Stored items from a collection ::
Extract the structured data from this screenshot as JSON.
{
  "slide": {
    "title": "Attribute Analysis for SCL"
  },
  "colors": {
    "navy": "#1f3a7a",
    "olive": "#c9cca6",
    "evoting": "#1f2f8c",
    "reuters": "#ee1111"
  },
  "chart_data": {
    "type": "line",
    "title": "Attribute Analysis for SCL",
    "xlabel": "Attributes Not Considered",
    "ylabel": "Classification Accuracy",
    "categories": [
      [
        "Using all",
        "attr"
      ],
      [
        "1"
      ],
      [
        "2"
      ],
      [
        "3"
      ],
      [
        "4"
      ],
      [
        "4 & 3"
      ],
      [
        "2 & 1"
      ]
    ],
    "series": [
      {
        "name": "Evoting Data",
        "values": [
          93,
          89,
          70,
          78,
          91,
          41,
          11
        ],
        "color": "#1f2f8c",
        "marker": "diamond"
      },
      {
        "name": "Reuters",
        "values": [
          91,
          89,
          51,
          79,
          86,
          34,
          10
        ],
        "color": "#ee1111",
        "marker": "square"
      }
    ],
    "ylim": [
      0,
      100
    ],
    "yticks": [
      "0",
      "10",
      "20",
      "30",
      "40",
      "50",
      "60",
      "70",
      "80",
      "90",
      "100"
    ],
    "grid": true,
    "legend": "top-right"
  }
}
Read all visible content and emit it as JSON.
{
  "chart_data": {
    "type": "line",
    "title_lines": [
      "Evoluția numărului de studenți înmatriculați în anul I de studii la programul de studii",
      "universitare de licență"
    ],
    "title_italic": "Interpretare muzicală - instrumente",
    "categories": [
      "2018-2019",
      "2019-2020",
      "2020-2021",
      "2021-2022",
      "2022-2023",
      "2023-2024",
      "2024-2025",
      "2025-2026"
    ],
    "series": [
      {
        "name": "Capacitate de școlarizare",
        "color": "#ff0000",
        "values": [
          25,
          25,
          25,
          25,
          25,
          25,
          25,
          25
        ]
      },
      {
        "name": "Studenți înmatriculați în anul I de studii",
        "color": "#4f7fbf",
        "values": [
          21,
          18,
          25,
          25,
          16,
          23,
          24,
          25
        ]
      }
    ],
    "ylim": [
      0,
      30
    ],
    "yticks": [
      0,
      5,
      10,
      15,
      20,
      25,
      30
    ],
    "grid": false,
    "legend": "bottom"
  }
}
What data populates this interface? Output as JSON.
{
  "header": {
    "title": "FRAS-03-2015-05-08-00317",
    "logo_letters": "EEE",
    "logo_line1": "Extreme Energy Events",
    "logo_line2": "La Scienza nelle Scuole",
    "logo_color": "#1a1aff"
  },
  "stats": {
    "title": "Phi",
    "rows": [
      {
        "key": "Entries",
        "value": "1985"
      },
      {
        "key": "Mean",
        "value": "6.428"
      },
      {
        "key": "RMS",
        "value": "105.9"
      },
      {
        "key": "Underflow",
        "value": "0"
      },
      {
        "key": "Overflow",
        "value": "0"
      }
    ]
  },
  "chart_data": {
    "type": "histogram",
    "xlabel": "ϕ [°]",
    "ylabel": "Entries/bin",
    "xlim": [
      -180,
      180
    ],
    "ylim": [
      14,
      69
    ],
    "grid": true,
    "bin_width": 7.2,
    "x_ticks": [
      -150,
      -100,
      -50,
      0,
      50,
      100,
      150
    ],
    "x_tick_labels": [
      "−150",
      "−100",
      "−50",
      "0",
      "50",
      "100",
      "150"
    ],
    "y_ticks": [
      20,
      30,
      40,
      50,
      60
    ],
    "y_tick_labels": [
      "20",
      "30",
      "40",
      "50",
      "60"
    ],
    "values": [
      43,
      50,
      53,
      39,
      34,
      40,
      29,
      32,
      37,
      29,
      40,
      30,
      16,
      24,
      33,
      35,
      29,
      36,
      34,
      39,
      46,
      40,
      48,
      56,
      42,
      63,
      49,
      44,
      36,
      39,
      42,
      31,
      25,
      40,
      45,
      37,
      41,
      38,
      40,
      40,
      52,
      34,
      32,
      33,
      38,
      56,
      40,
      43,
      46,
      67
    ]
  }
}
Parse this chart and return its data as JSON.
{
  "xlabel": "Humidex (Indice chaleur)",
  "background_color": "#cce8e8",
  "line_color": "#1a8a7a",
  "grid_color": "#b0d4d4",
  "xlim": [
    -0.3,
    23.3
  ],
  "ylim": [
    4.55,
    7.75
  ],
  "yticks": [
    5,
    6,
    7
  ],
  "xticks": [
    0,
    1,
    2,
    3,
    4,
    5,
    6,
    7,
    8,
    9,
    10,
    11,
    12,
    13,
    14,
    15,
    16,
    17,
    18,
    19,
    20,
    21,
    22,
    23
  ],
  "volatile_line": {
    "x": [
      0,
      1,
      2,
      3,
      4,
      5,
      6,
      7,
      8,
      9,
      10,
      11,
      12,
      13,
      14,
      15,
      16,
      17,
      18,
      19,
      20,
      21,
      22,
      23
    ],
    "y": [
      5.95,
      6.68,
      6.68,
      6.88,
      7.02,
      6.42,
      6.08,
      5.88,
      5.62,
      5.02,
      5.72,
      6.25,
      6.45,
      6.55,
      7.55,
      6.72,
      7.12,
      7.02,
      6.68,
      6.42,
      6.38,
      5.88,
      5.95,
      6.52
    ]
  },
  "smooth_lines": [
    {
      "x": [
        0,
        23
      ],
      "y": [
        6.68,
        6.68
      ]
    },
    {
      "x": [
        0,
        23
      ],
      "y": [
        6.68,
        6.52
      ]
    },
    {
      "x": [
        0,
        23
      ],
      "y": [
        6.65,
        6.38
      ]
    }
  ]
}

STATED TASK :: All of the entries must be quoted exactly; please include each one.

FULL RESPONSE ::
Extract the structured data from this screenshot as JSON.
{
  "slide": {
    "title": "Attribute Analysis for SCL"
  },
  "colors": {
    "navy": "#1f3a7a",
    "olive": "#c9cca6",
    "evoting": "#1f2f8c",
    "reuters": "#ee1111"
  },
  "chart_data": {
    "type": "line",
    "title": "Attribute Analysis for SCL",
    "xlabel": "Attributes Not Considered",
    "ylabel": "Classification Accuracy",
    "categories": [
      [
        "Using all",
        "attr"
      ],
      [
        "1"
      ],
      [
        "2"
      ],
      [
        "3"
      ],
      [
        "4"
      ],
      [
        "4 & 3"
      ],
      [
        "2 & 1"
      ]
    ],
    "series": [
      {
        "name": "Evoting Data",
        "values": [
          93,
          89,
          70,
          78,
          91,
          41,
          11
        ],
        "color": "#1f2f8c",
        "marker": "diamond"
      },
      {
        "name": "Reuters",
        "values": [
          91,
          89,
          51,
          79,
          86,
          34,
          10
        ],
        "color": "#ee1111",
        "marker": "square"
      }
    ],
    "ylim": [
      0,
      100
    ],
    "yticks": [
      "0",
      "10",
      "20",
      "30",
      "40",
      "50",
      "60",
      "70",
      "80",
      "90",
      "100"
    ],
    "grid": true,
    "legend": "top-right"
  }
}
Read all visible content and emit it as JSON.
{
  "chart_data": {
    "type": "line",
    "title_lines": [
      "Evoluția numărului de studenți înmatriculați în anul I de studii la programul de studii",
      "universitare de licență"
    ],
    "title_italic": "Interpretare muzicală - instrumente",
    "categories": [
      "2018-2019",
      "2019-2020",
      "2020-2021",
      "2021-2022",
      "2022-2023",
      "2023-2024",
      "2024-2025",
      "2025-2026"
    ],
    "series": [
      {
        "name": "Capacitate de școlarizare",
        "color": "#ff0000",
        "values": [
          25,
          25,
          25,
          25,
          25,
          25,
          25,
          25
        ]
      },
      {
        "name": "Studenți înmatriculați în anul I de studii",
        "color": "#4f7fbf",
        "values": [
          21,
          18,
          25,
          25,
          16,
          23,
          24,
          25
        ]
      }
    ],
    "ylim": [
      0,
      30
    ],
    "yticks": [
      0,
      5,
      10,
      15,
      20,
      25,
      30
    ],
    "grid": false,
    "legend": "bottom"
  }
}
What data populates this interface? Output as JSON.
{
  "header": {
    "title": "FRAS-03-2015-05-08-00317",
    "logo_letters": "EEE",
    "logo_line1": "Extreme Energy Events",
    "logo_line2": "La Scienza nelle Scuole",
    "logo_color": "#1a1aff"
  },
  "stats": {
    "title": "Phi",
    "rows": [
      {
        "key": "Entries",
        "value": "1985"
      },
      {
        "key": "Mean",
        "value": "6.428"
      },
      {
        "key": "RMS",
        "value": "105.9"
      },
      {
        "key": "Underflow",
        "value": "0"
      },
      {
        "key": "Overflow",
        "value": "0"
      }
    ]
  },
  "chart_data": {
    "type": "histogram",
    "xlabel": "ϕ [°]",
    "ylabel": "Entries/bin",
    "xlim": [
      -180,
      180
    ],
    "ylim": [
      14,
      69
    ],
    "grid": true,
    "bin_width": 7.2,
    "x_ticks": [
      -150,
      -100,
      -50,
      0,
      50,
      100,
      150
    ],
    "x_tick_labels": [
      "−150",
      "−100",
      "−50",
      "0",
      "50",
      "100",
      "150"
    ],
    "y_ticks": [
      20,
      30,
      40,
      50,
      60
    ],
    "y_tick_labels": [
      "20",
      "30",
      "40",
      "50",
      "60"
    ],
    "values": [
      43,
      50,
      53,
      39,
      34,
      40,
      29,
      32,
      37,
      29,
      40,
      30,
      16,
      24,
      33,
      35,
      29,
      36,
      34,
      39,
      46,
      40,
      48,
      56,
      42,
      63,
      49,
      44,
      36,
      39,
      42,
      31,
      25,
      40,
      45,
      37,
      41,
      38,
      40,
      40,
      52,
      34,
      32,
      33,
      38,
      56,
      40,
      43,
      46,
      67
    ]
  }
}
Parse this chart and return its data as JSON.
{
  "xlabel": "Humidex (Indice chaleur)",
  "background_color": "#cce8e8",
  "line_color": "#1a8a7a",
  "grid_color": "#b0d4d4",
  "xlim": [
    -0.3,
    23.3
  ],
  "ylim": [
    4.55,
    7.75
  ],
  "yticks": [
    5,
    6,
    7
  ],
  "xticks": [
    0,
    1,
    2,
    3,
    4,
    5,
    6,
    7,
    8,
    9,
    10,
    11,
    12,
    13,
    14,
    15,
    16,
    17,
    18,
    19,
    20,
    21,
    22,
    23
  ],
  "volatile_line": {
    "x": [
      0,
      1,
      2,
      3,
      4,
      5,
      6,
      7,
      8,
      9,
      10,
      11,
      12,
      13,
      14,
      15,
      16,
      17,
      18,
      19,
      20,
      21,
      22,
      23
    ],
    "y": [
      5.95,
      6.68,
      6.68,
      6.88,
      7.02,
      6.42,
      6.08,
      5.88,
      5.62,
      5.02,
      5.72,
      6.25,
      6.45,
      6.55,
      7.55,
      6.72,
      7.12,
      7.02,
      6.68,
      6.42,
      6.38,
      5.88,
      5.95,
      6.52
    ]
  },
  "smooth_lines": [
    {
      "x": [
        0,
        23
      ],
      "y": [
        6.68,
        6.68
      ]
    },
    {
      "x": [
        0,
        23
      ],
      "y": [
        6.68,
        6.52
      ]
    },
    {
      "x": [
        0,
        23
      ],
      "y": [
        6.65,
        6.38
      ]
    }
  ]
}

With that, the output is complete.